* BRIEF *
Copy out the line containing "Serialize everything readable" and each line after it, through the last one in the material, exactly as written.
···
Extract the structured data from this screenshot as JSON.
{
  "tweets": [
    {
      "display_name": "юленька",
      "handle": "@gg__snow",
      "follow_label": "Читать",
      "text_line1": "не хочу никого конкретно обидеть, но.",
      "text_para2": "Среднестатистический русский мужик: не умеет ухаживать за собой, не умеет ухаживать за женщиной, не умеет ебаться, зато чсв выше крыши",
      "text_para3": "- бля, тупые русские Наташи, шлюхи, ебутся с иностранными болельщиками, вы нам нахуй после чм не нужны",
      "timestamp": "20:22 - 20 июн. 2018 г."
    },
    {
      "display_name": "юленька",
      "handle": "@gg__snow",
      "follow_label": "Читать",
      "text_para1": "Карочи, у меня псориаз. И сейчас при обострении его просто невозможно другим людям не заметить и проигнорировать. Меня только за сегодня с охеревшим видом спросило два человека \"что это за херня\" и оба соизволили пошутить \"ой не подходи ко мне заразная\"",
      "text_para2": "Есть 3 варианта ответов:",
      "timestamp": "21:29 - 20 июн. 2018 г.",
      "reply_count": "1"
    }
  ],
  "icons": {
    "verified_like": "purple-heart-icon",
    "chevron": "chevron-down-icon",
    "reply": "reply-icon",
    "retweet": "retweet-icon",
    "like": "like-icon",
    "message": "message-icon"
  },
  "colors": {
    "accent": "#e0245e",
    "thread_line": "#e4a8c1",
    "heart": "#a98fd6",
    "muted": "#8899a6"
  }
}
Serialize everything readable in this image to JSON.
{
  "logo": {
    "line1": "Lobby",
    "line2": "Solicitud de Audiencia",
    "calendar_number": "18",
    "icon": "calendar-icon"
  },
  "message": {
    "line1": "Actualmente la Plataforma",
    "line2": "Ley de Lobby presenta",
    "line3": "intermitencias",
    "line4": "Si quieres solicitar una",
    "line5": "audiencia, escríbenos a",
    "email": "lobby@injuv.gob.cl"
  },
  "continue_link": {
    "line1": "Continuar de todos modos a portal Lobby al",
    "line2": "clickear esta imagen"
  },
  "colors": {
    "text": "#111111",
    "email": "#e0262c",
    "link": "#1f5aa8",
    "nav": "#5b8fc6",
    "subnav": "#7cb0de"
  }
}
···
* CORRECT RESPONSE *
Serialize everything readable in this image to JSON.
{
  "logo": {
    "line1": "Lobby",
    "line2": "Solicitud de Audiencia",
    "calendar_number": "18",
    "icon": "calendar-icon"
  },
  "message": {
    "line1": "Actualmente la Plataforma",
    "line2": "Ley de Lobby presenta",
    "line3": "intermitencias",
    "line4": "Si quieres solicitar una",
    "line5": "audiencia, escríbenos a",
    "email": "lobby@injuv.gob.cl"
  },
  "continue_link": {
    "line1": "Continuar de todos modos a portal Lobby al",
    "line2": "clickear esta imagen"
  },
  "colors": {
    "text": "#111111",
    "email": "#e0262c",
    "link": "#1f5aa8",
    "nav": "#5b8fc6",
    "subnav": "#7cb0de"
  }
}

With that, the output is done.